§ Exercise description:
In the listing below, find every line containing "Integration" and copy it out.

§ Recorded information:
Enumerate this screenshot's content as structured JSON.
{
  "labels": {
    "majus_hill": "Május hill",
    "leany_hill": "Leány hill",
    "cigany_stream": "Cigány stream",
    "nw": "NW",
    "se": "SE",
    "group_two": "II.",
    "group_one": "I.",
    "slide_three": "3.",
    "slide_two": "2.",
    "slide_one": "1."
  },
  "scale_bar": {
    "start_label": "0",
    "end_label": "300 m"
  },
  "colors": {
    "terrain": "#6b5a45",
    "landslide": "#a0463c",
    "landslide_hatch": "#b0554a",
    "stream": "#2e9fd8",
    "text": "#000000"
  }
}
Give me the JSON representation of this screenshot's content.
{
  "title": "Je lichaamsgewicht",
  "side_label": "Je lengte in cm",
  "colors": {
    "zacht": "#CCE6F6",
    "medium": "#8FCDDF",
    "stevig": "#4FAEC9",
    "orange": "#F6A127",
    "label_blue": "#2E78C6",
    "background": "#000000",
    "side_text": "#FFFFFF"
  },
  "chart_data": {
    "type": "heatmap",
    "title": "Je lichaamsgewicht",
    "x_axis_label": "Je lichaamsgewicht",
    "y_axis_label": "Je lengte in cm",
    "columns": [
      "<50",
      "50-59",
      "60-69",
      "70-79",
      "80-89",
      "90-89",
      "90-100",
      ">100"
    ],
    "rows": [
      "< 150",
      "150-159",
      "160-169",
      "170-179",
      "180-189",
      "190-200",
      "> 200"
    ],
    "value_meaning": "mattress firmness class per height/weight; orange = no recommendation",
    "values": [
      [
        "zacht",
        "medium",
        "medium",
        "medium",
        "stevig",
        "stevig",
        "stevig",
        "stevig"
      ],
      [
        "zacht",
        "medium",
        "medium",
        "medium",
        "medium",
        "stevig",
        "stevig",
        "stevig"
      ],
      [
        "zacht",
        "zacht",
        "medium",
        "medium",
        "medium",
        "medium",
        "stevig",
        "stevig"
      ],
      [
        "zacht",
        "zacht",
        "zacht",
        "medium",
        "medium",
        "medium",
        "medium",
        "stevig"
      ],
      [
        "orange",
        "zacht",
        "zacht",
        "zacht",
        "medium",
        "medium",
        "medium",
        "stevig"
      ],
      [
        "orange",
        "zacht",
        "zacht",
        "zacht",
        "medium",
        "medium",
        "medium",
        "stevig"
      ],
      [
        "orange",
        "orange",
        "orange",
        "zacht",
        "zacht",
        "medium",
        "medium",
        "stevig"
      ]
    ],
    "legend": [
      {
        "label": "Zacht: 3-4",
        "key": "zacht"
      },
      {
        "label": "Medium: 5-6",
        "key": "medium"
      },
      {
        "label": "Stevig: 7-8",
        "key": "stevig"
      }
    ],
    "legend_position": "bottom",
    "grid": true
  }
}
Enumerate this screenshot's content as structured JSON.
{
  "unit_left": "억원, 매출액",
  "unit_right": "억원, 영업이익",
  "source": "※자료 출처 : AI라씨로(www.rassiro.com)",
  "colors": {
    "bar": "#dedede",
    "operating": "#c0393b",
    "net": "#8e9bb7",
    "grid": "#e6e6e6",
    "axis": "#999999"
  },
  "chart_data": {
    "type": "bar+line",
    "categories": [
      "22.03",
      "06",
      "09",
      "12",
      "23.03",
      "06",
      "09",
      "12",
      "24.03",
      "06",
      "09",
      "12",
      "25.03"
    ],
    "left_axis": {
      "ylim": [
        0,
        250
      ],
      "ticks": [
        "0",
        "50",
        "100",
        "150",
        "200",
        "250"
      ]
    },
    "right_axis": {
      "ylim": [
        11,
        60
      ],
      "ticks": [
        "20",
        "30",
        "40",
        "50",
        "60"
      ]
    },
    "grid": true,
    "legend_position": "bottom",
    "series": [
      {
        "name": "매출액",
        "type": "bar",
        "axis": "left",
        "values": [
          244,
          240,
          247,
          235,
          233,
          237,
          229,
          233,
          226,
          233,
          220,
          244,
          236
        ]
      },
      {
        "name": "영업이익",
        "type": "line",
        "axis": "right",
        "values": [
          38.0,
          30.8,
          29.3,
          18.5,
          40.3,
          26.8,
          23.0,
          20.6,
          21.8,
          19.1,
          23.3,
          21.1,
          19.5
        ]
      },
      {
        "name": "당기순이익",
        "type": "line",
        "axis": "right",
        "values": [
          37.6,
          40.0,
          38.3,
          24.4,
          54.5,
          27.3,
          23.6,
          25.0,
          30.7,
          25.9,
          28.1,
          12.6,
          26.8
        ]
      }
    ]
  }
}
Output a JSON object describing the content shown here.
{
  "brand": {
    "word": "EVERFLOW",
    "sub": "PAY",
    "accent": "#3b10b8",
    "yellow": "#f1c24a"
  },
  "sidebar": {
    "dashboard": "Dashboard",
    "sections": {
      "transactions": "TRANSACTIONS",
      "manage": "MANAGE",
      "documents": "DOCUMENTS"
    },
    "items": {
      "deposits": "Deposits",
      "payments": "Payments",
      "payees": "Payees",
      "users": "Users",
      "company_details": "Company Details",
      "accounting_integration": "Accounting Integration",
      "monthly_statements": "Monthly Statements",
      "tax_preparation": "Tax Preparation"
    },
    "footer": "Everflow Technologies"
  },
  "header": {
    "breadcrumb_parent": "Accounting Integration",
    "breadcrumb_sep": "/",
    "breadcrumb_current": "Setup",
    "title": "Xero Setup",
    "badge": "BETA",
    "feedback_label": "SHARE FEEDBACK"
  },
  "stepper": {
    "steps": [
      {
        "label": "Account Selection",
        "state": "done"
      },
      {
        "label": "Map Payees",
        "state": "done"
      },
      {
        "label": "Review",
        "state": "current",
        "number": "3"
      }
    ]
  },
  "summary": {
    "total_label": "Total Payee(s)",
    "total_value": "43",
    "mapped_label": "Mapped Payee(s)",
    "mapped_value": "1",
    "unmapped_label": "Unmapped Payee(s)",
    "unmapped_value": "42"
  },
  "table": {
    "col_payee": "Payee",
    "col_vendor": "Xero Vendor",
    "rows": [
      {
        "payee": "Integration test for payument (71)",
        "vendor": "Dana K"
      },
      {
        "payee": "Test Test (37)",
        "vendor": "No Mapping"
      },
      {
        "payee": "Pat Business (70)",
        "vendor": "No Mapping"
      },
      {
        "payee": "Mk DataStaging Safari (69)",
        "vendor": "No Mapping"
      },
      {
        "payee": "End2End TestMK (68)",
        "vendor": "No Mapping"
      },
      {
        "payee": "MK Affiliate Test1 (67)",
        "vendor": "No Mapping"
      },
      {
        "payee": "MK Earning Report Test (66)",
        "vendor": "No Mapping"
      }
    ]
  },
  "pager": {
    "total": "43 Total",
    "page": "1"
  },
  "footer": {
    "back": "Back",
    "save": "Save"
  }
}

§ Written answer:
      "accounting_integration": "Accounting Integration",
    "breadcrumb_parent": "Accounting Integration",
        "payee": "Integration test for payument (71)",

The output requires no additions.